▶ **CONSEGNA**: Secondo il testo sui rubini sintetici, a quale lavoro si dedicano oggi i fratelli Douros?

▶ **TESTO DA LEGGERE**:
Le loro geniali intuizioni e la loro passione hanno messo a punto una serie di originali procedimenti di creazione e trattamenti che sono ancora oggi utilizzati per la realizzazione di bellissimi Rubini sintetici impiegati in gioielleria.
I rubini sintetici DourCoat sono stati prodotti in notevole quantità e sono ancora presenti sul mercato delle gemme di sintesi, ma ora i fratelli Douros, concentrati nel loro lavoro di sempre, la raffinazione di metalli preziosi, non ne producono più; hanno però aperto la strada ad alcuni piccoli produttori, soprattutto thailandesi, che hanno intuito e migliorato il procedimento di trattamento termico dei corindoni Verneuil di qualsiasi colore.
Queste gemme non subiscono un coating, ma solo un trattamento termico e – a volte – un leggero bagno nel flux con risultati incredibili dal punto di vista inclusivo: le inclusioni a velo, infatti, sono delicate e identiche alle naturali, non si vedono veli a ginocchio, incrociati o ad angolo acuto. Spesso non sono nemmeno rintracciabili le linee di crescita tipiche della sintesi Verneuil. Sono gemme sintetiche estremamente difficili da identificare, e possono trarre in inganno, dato l’aspetto inclusivo visivamente identico ai naturali. Per una sicura identificazione occorrono ulteriori esami con strumenti più sofisticati.
Ritengo che siano le sintesi di rubino attualmente più diffuse.
Le foto e i materiali gemmologici fotografati sono di proprietà dell’autore.
Bibliografia
1987 – Journal of Gemology, Vol. 20, pp.294-305 – On twinning in natural and synthetic flux-grow ruby Schmetzer k.
1993 – Chrysotechni, Vol. 4, No. 45 – Douros J. , Douros A. Cultivared ruby from Greek production.
1993 – JewelSiam, Vol. 4, No. 4, pp 106-114; No 5, p. 16 – New flux –grow synthetic rubies from Greece -Smith C.P., Bosshart G.
1993 – ICA Early Warning Flash, Laboratory alert No 71, June 8, 1993 – Flux synthetic ruby alleged European production – Hanni H.A, Bosshart G.
1994 – Gems & Gemology, Summer 1994, Vol. 30, No. 2 – Sintetic Rubies by Douros: A New Challenge for Gemologists – Peer Reviewed ArticleHenry A. Hänni, Karl, and Heinz-Jürgen Bernhardt
1994 – Journal of Gemology, Vol. 24, pp. 87-93 -Twinning in Ramaura synthetic rubies.– Schmetzer K., Smith C.P., Bosshart G, Medenbach O.
1994 – Jewellery News Asia – September 1994 – How to identify Douros synthetic rubies – Asian institute of gemological sciences.
A cura di Alberto Malossi, pubblicato su IGR – Rivista Italiana di Gemmologia nr. 4, Estate 2018.

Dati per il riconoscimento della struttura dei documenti
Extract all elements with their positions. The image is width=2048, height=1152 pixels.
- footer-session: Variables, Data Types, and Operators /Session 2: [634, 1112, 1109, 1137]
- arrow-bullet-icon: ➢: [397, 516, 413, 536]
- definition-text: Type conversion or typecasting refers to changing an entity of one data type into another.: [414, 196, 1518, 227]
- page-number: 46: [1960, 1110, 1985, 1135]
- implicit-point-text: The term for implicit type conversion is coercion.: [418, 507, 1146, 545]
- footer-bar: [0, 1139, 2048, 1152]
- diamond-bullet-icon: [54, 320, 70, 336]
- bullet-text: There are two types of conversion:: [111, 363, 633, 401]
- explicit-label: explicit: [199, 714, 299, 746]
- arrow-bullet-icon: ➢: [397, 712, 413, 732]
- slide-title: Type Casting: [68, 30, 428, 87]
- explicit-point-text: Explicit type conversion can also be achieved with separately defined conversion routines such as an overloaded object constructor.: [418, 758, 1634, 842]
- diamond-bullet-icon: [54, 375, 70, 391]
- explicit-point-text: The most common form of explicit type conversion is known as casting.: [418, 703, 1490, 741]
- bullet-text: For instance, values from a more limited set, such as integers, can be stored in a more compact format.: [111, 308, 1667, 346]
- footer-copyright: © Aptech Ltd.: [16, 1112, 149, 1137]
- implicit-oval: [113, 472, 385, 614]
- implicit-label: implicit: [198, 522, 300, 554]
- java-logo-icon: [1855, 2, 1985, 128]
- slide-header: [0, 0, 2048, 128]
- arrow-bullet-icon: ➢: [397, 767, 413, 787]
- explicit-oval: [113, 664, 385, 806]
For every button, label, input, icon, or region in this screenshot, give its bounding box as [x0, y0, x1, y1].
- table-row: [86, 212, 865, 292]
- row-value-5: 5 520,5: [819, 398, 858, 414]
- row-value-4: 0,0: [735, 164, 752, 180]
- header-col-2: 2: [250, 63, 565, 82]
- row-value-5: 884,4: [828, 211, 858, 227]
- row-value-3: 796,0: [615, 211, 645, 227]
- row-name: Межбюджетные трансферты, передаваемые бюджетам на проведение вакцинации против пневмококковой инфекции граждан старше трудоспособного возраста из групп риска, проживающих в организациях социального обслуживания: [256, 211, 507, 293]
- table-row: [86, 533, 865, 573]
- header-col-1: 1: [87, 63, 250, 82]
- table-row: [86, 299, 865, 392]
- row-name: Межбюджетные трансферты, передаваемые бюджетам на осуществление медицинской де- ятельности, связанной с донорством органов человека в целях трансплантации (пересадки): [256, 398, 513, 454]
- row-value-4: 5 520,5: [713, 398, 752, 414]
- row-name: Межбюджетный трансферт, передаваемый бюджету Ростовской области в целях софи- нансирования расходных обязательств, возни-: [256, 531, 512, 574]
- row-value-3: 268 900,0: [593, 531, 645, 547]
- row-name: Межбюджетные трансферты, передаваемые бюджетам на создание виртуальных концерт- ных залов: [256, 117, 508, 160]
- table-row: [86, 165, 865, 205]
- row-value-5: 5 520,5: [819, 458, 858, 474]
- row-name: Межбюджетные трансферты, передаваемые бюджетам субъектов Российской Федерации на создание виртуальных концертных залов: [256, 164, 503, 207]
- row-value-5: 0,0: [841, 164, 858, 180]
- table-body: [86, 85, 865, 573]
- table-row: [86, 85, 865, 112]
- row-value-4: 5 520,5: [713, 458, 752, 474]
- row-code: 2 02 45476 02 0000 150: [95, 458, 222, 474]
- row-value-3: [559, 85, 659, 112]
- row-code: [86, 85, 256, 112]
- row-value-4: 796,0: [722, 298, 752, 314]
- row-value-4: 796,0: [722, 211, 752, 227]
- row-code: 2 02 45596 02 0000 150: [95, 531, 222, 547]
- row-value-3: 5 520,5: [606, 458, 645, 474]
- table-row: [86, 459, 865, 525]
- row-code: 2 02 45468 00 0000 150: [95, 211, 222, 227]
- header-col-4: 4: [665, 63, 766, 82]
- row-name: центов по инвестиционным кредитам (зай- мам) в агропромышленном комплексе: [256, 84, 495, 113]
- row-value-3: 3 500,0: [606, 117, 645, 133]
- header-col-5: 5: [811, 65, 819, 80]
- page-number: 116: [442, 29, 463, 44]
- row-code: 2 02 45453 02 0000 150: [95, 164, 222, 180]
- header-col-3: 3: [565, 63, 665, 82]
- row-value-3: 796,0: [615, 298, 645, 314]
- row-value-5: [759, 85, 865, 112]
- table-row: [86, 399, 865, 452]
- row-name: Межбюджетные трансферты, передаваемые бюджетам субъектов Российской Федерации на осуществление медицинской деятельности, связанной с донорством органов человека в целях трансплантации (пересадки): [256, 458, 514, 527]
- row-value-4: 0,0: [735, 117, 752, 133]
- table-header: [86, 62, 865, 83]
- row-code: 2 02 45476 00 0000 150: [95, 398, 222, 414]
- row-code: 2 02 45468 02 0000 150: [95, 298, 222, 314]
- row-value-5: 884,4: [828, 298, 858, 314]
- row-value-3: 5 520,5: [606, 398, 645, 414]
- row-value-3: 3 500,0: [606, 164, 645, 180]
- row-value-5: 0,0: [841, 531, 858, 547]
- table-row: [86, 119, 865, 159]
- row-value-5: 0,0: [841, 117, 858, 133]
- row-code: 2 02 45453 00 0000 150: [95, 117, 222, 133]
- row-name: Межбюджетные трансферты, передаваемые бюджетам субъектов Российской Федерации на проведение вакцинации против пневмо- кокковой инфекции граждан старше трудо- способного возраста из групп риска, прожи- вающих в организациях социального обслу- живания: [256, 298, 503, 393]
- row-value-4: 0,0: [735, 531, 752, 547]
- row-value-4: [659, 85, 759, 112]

▶ **RISPOSTA**: Alla raffinazione di metalli preziosi.